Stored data
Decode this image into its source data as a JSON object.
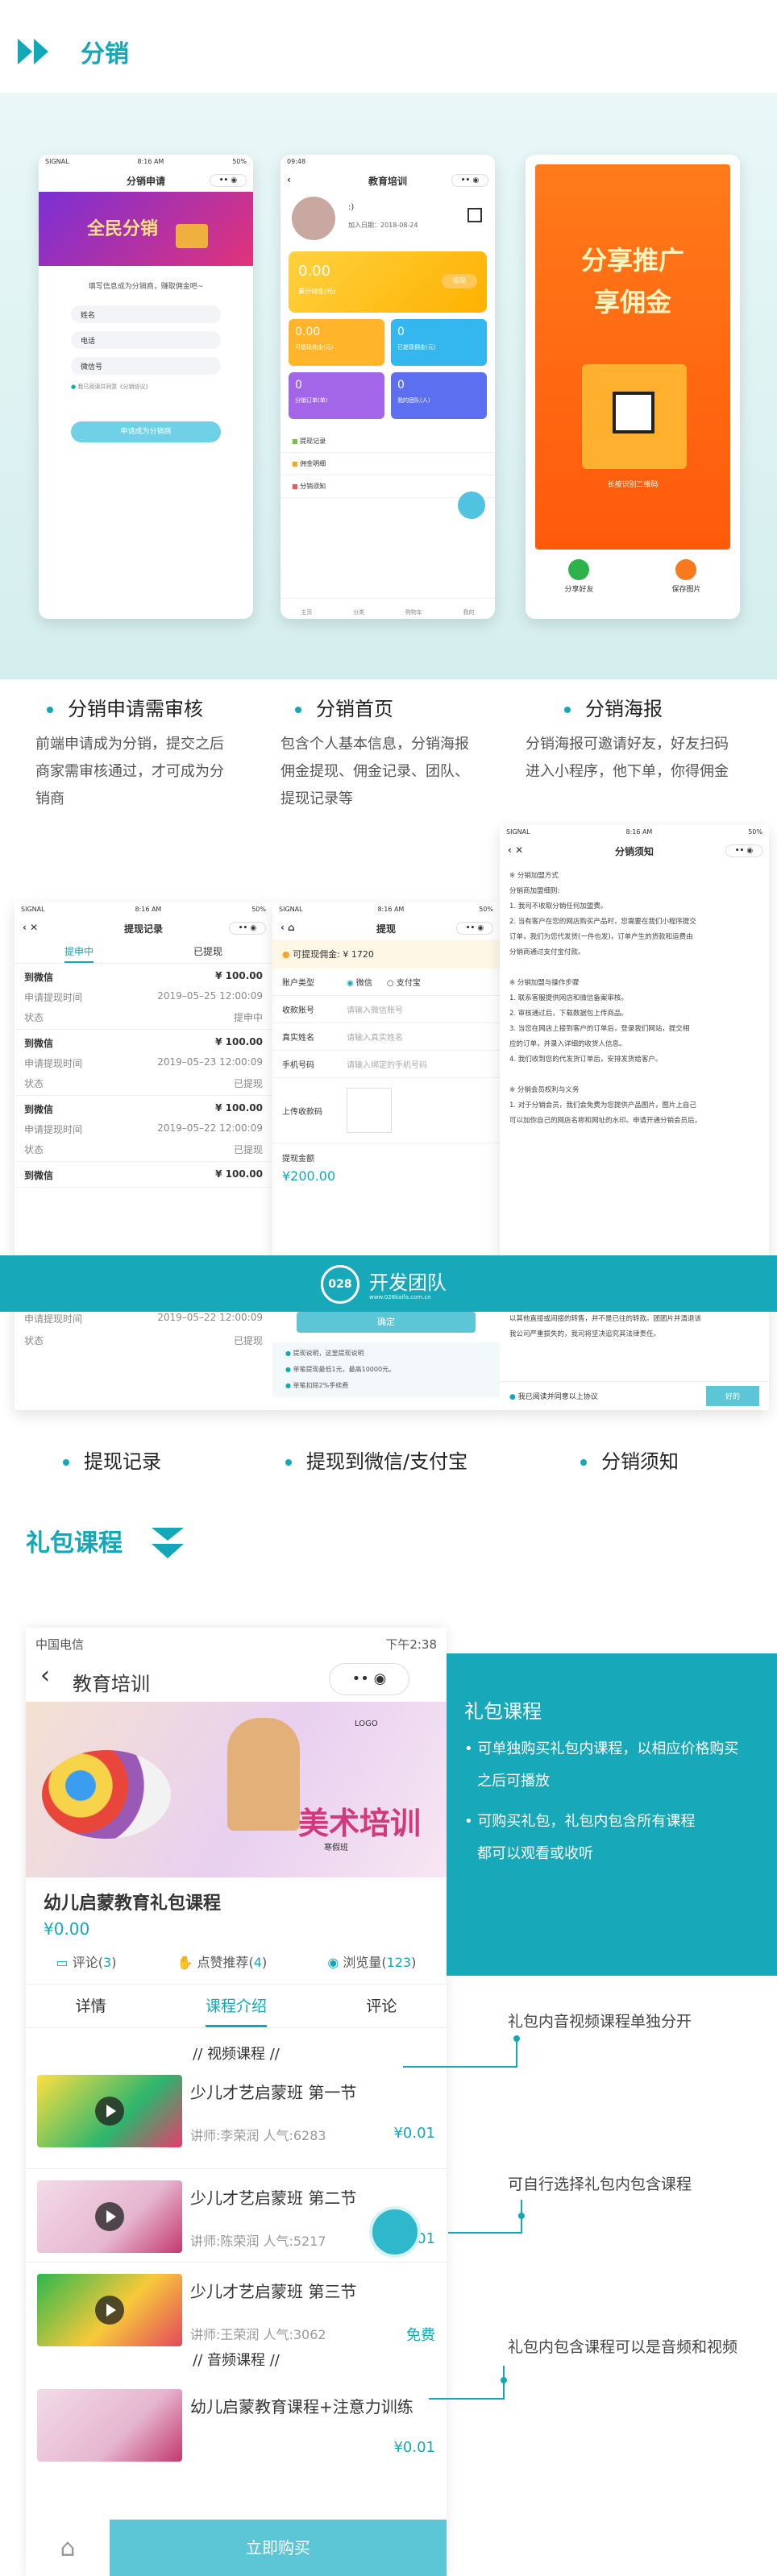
{
  "section1": {
    "title": "分销"
  },
  "phone1": {
    "status_signal": "SIGNAL",
    "status_time": "8:16 AM",
    "status_batt": "50%",
    "nav_title": "分销申请",
    "banner_text": "全民分销",
    "intro": "填写信息成为分销商，赚取佣金吧~",
    "fields": [
      "姓名",
      "电话",
      "微信号"
    ],
    "agree": "我已阅读并同意《分销协议》",
    "submit": "申请成为分销商"
  },
  "phone2": {
    "status_time": "09:48",
    "nav_title": "教育培训",
    "username": ":)",
    "join_date": "加入日期：2018-08-24",
    "cards": [
      {
        "value": "0.00",
        "label": "累计佣金(元)",
        "btn": "提现"
      },
      {
        "value": "0.00",
        "label": "可提现佣金(元)"
      },
      {
        "value": "0",
        "label": "已提现佣金(元)"
      },
      {
        "value": "0",
        "label": "分销订单(单)"
      },
      {
        "value": "0",
        "label": "我的团队(人)"
      }
    ],
    "menu": [
      "提现记录",
      "佣金明细",
      "分销须知"
    ],
    "tabs": [
      "主页",
      "分类",
      "购物车",
      "我的"
    ]
  },
  "phone3": {
    "poster_title_1": "分享推广",
    "poster_title_2": "享佣金",
    "qr_caption": "长按识别二维码",
    "actions": [
      "分享好友",
      "保存图片"
    ]
  },
  "features1": [
    {
      "title": "分销申请需审核",
      "desc": [
        "前端申请成为分销，提交之后",
        "商家需审核通过，才可成为分",
        "销商"
      ]
    },
    {
      "title": "分销首页",
      "desc": [
        "包含个人基本信息，分销海报",
        "佣金提现、佣金记录、团队、",
        "提现记录等"
      ]
    },
    {
      "title": "分销海报",
      "desc": [
        "分销海报可邀请好友，好友扫码",
        "进入小程序，他下单，你得佣金"
      ]
    }
  ],
  "phone4": {
    "status_signal": "SIGNAL",
    "status_time": "8:16 AM",
    "status_batt": "50%",
    "nav_title": "提现记录",
    "tabs": [
      "提申中",
      "已提现"
    ],
    "records": [
      {
        "title": "到微信",
        "amount": "¥ 100.00",
        "time_label": "申请提现时间",
        "time": "2019–05–25 12:00:09",
        "status_label": "状态",
        "status": "提申中"
      },
      {
        "title": "到微信",
        "amount": "¥ 100.00",
        "time_label": "申请提现时间",
        "time": "2019–05–23 12:00:09",
        "status_label": "状态",
        "status": "已提现"
      },
      {
        "title": "到微信",
        "amount": "¥ 100.00",
        "time_label": "申请提现时间",
        "time": "2019–05–22 12:00:09",
        "status_label": "状态",
        "status": "已提现"
      },
      {
        "title": "到微信",
        "amount": "¥ 100.00",
        "time_label": "申请提现时间",
        "time": "2019–05–22 12:00:09",
        "status_label": "状态",
        "status": "已提现"
      }
    ]
  },
  "phone5": {
    "status_signal": "SIGNAL",
    "status_time": "8:16 AM",
    "status_batt": "50%",
    "nav_title": "提现",
    "available_label": "可提现佣金:",
    "available_value": "¥ 1720",
    "rows": [
      {
        "label": "账户类型",
        "value": "微信",
        "value2": "支付宝"
      },
      {
        "label": "收款账号",
        "value": "请输入微信账号"
      },
      {
        "label": "真实姓名",
        "value": "请输入真实姓名"
      },
      {
        "label": "手机号码",
        "value": "请输入绑定的手机号码"
      }
    ],
    "upload_label": "上传收款码",
    "amount_label": "提现金额",
    "amount_value": "¥200.00",
    "confirm": "确定",
    "notes": [
      "提现说明，这里提现说明",
      "单笔提现最低1元，最高10000元。",
      "单笔扣除2%手续费"
    ]
  },
  "phone6": {
    "status_signal": "SIGNAL",
    "status_time": "8:16 AM",
    "status_batt": "50%",
    "nav_title": "分销须知",
    "lines": [
      "※ 分销加盟方式",
      "分销商加盟细则:",
      "1. 我司不收取分销任何加盟费。",
      "2. 当有客户在您的网店购买产品时，您需要在我们小程序提交",
      "订单，我们为您代发货(一件也发)，订单产生的货款和运费由",
      "分销商通过支付宝付款。",
      "",
      "※ 分销加盟与操作步骤",
      "1. 联系客服提供网店和微信备案审核。",
      "2. 审核通过后，下载数据包上传商品。",
      "3. 当您在网店上接到客户的订单后，登录我们网站，提交相",
      "应的订单，并录入详细的收货人信息。",
      "4. 我们收到您的代发货订单后，安排发货给客户。",
      "",
      "※ 分销会员权利与义务",
      "1. 对于分销会员，我们会免费为您提供产品图片，图片上自己",
      "可以加你自己的网店名称和网址的水印。申请开通分销会员后，",
      "",
      "",
      "以其他直接或间接的转售，并不是已往的转款。团团片并清退该",
      "我公司严重损失的，我司将坚决追究其法律责任。"
    ],
    "agree": "我已阅读并同意以上协议",
    "ok": "好的"
  },
  "overlay": {
    "logo_text": "028",
    "brand": "开发团队",
    "url": "www.028kaifa.com.cn"
  },
  "features2": [
    "提现记录",
    "提现到微信/支付宝",
    "分销须知"
  ],
  "section2": {
    "title": "礼包课程"
  },
  "phone7": {
    "carrier": "中国电信",
    "time": "下午2:38",
    "nav_title": "教育培训",
    "banner_text": "美术培训",
    "banner_sub": "寒假班",
    "banner_tag": "LOGO",
    "product_title": "幼儿启蒙教育礼包课程",
    "price": "¥0.00",
    "stats": [
      {
        "label": "评论(",
        "num": "3",
        "end": ")"
      },
      {
        "label": "点赞推荐(",
        "num": "4",
        "end": ")"
      },
      {
        "label": "浏览量(",
        "num": "123",
        "end": ")"
      }
    ],
    "tabs": [
      "详情",
      "课程介绍",
      "评论"
    ],
    "video_header": "//   视频课程   //",
    "courses": [
      {
        "title": "少儿才艺启蒙班 第一节",
        "meta": "讲师:李荣润 人气:6283",
        "price": "¥0.01"
      },
      {
        "title": "少儿才艺启蒙班 第二节",
        "meta": "讲师:陈荣润 人气:5217",
        "price": "¥0.01"
      },
      {
        "title": "少儿才艺启蒙班 第三节",
        "meta": "讲师:王荣润 人气:3062",
        "price": "免费"
      }
    ],
    "audio_header": "//   音频课程   //",
    "audio_course": {
      "title": "幼儿启蒙教育课程+注意力训练",
      "price": "¥0.01"
    },
    "buy": "立即购买"
  },
  "side_panel": {
    "title": "礼包课程",
    "bullets": [
      [
        "可单独购买礼包内课程，以相应价格购买",
        "之后可播放"
      ],
      [
        "可购买礼包，礼包内包含所有课程",
        "都可以观看或收听"
      ]
    ]
  },
  "notes": [
    "礼包内音视频课程单独分开",
    "可自行选择礼包内包含课程",
    "礼包内包含课程可以是音频和视频"
  ]
}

**REQUIREMENTS**
Copy every record character for character. Skip the pictures.

**RESULT BELOW**
Decode this image into its source data as a JSON object.
{
  "section1": {
    "title": "分销"
  },
  "phone1": {
    "status_signal": "SIGNAL",
    "status_time": "8:16 AM",
    "status_batt": "50%",
    "nav_title": "分销申请",
    "banner_text": "全民分销",
    "intro": "填写信息成为分销商，赚取佣金吧~",
    "fields": [
      "姓名",
      "电话",
      "微信号"
    ],
    "agree": "我已阅读并同意《分销协议》",
    "submit": "申请成为分销商"
  },
  "phone2": {
    "status_time": "09:48",
    "nav_title": "教育培训",
    "username": ":)",
    "join_date": "加入日期：2018-08-24",
    "cards": [
      {
        "value": "0.00",
        "label": "累计佣金(元)",
        "btn": "提现"
      },
      {
        "value": "0.00",
        "label": "可提现佣金(元)"
      },
      {
        "value": "0",
        "label": "已提现佣金(元)"
      },
      {
        "value": "0",
        "label": "分销订单(单)"
      },
      {
        "value": "0",
        "label": "我的团队(人)"
      }
    ],
    "menu": [
      "提现记录",
      "佣金明细",
      "分销须知"
    ],
    "tabs": [
      "主页",
      "分类",
      "购物车",
      "我的"
    ]
  },
  "phone3": {
    "poster_title_1": "分享推广",
    "poster_title_2": "享佣金",
    "qr_caption": "长按识别二维码",
    "actions": [
      "分享好友",
      "保存图片"
    ]
  },
  "features1": [
    {
      "title": "分销申请需审核",
      "desc": [
        "前端申请成为分销，提交之后",
        "商家需审核通过，才可成为分",
        "销商"
      ]
    },
    {
      "title": "分销首页",
      "desc": [
        "包含个人基本信息，分销海报",
        "佣金提现、佣金记录、团队、",
        "提现记录等"
      ]
    },
    {
      "title": "分销海报",
      "desc": [
        "分销海报可邀请好友，好友扫码",
        "进入小程序，他下单，你得佣金"
      ]
    }
  ],
  "phone4": {
    "status_signal": "SIGNAL",
    "status_time": "8:16 AM",
    "status_batt": "50%",
    "nav_title": "提现记录",
    "tabs": [
      "提申中",
      "已提现"
    ],
    "records": [
      {
        "title": "到微信",
        "amount": "¥ 100.00",
        "time_label": "申请提现时间",
        "time": "2019–05–25 12:00:09",
        "status_label": "状态",
        "status": "提申中"
      },
      {
        "title": "到微信",
        "amount": "¥ 100.00",
        "time_label": "申请提现时间",
        "time": "2019–05–23 12:00:09",
        "status_label": "状态",
        "status": "已提现"
      },
      {
        "title": "到微信",
        "amount": "¥ 100.00",
        "time_label": "申请提现时间",
        "time": "2019–05–22 12:00:09",
        "status_label": "状态",
        "status": "已提现"
      },
      {
        "title": "到微信",
        "amount": "¥ 100.00",
        "time_label": "申请提现时间",
        "time": "2019–05–22 12:00:09",
        "status_label": "状态",
        "status": "已提现"
      }
    ]
  },
  "phone5": {
    "status_signal": "SIGNAL",
    "status_time": "8:16 AM",
    "status_batt": "50%",
    "nav_title": "提现",
    "available_label": "可提现佣金:",
    "available_value": "¥ 1720",
    "rows": [
      {
        "label": "账户类型",
        "value": "微信",
        "value2": "支付宝"
      },
      {
        "label": "收款账号",
        "value": "请输入微信账号"
      },
      {
        "label": "真实姓名",
        "value": "请输入真实姓名"
      },
      {
        "label": "手机号码",
        "value": "请输入绑定的手机号码"
      }
    ],
    "upload_label": "上传收款码",
    "amount_label": "提现金额",
    "amount_value": "¥200.00",
    "confirm": "确定",
    "notes": [
      "提现说明，这里提现说明",
      "单笔提现最低1元，最高10000元。",
      "单笔扣除2%手续费"
    ]
  },
  "phone6": {
    "status_signal": "SIGNAL",
    "status_time": "8:16 AM",
    "status_batt": "50%",
    "nav_title": "分销须知",
    "lines": [
      "※ 分销加盟方式",
      "分销商加盟细则:",
      "1. 我司不收取分销任何加盟费。",
      "2. 当有客户在您的网店购买产品时，您需要在我们小程序提交",
      "订单，我们为您代发货(一件也发)，订单产生的货款和运费由",
      "分销商通过支付宝付款。",
      "",
      "※ 分销加盟与操作步骤",
      "1. 联系客服提供网店和微信备案审核。",
      "2. 审核通过后，下载数据包上传商品。",
      "3. 当您在网店上接到客户的订单后，登录我们网站，提交相",
      "应的订单，并录入详细的收货人信息。",
      "4. 我们收到您的代发货订单后，安排发货给客户。",
      "",
      "※ 分销会员权利与义务",
      "1. 对于分销会员，我们会免费为您提供产品图片，图片上自己",
      "可以加你自己的网店名称和网址的水印。申请开通分销会员后，",
      "",
      "",
      "以其他直接或间接的转售，并不是已往的转款。团团片并清退该",
      "我公司严重损失的，我司将坚决追究其法律责任。"
    ],
    "agree": "我已阅读并同意以上协议",
    "ok": "好的"
  },
  "overlay": {
    "logo_text": "028",
    "brand": "开发团队",
    "url": "www.028kaifa.com.cn"
  },
  "features2": [
    "提现记录",
    "提现到微信/支付宝",
    "分销须知"
  ],
  "section2": {
    "title": "礼包课程"
  },
  "phone7": {
    "carrier": "中国电信",
    "time": "下午2:38",
    "nav_title": "教育培训",
    "banner_text": "美术培训",
    "banner_sub": "寒假班",
    "banner_tag": "LOGO",
    "product_title": "幼儿启蒙教育礼包课程",
    "price": "¥0.00",
    "stats": [
      {
        "label": "评论(",
        "num": "3",
        "end": ")"
      },
      {
        "label": "点赞推荐(",
        "num": "4",
        "end": ")"
      },
      {
        "label": "浏览量(",
        "num": "123",
        "end": ")"
      }
    ],
    "tabs": [
      "详情",
      "课程介绍",
      "评论"
    ],
    "video_header": "//   视频课程   //",
    "courses": [
      {
        "title": "少儿才艺启蒙班 第一节",
        "meta": "讲师:李荣润 人气:6283",
        "price": "¥0.01"
      },
      {
        "title": "少儿才艺启蒙班 第二节",
        "meta": "讲师:陈荣润 人气:5217",
        "price": "¥0.01"
      },
      {
        "title": "少儿才艺启蒙班 第三节",
        "meta": "讲师:王荣润 人气:3062",
        "price": "免费"
      }
    ],
    "audio_header": "//   音频课程   //",
    "audio_course": {
      "title": "幼儿启蒙教育课程+注意力训练",
      "price": "¥0.01"
    },
    "buy": "立即购买"
  },
  "side_panel": {
    "title": "礼包课程",
    "bullets": [
      [
        "可单独购买礼包内课程，以相应价格购买",
        "之后可播放"
      ],
      [
        "可购买礼包，礼包内包含所有课程",
        "都可以观看或收听"
      ]
    ]
  },
  "notes": [
    "礼包内音视频课程单独分开",
    "可自行选择礼包内包含课程",
    "礼包内包含课程可以是音频和视频"
  ]
}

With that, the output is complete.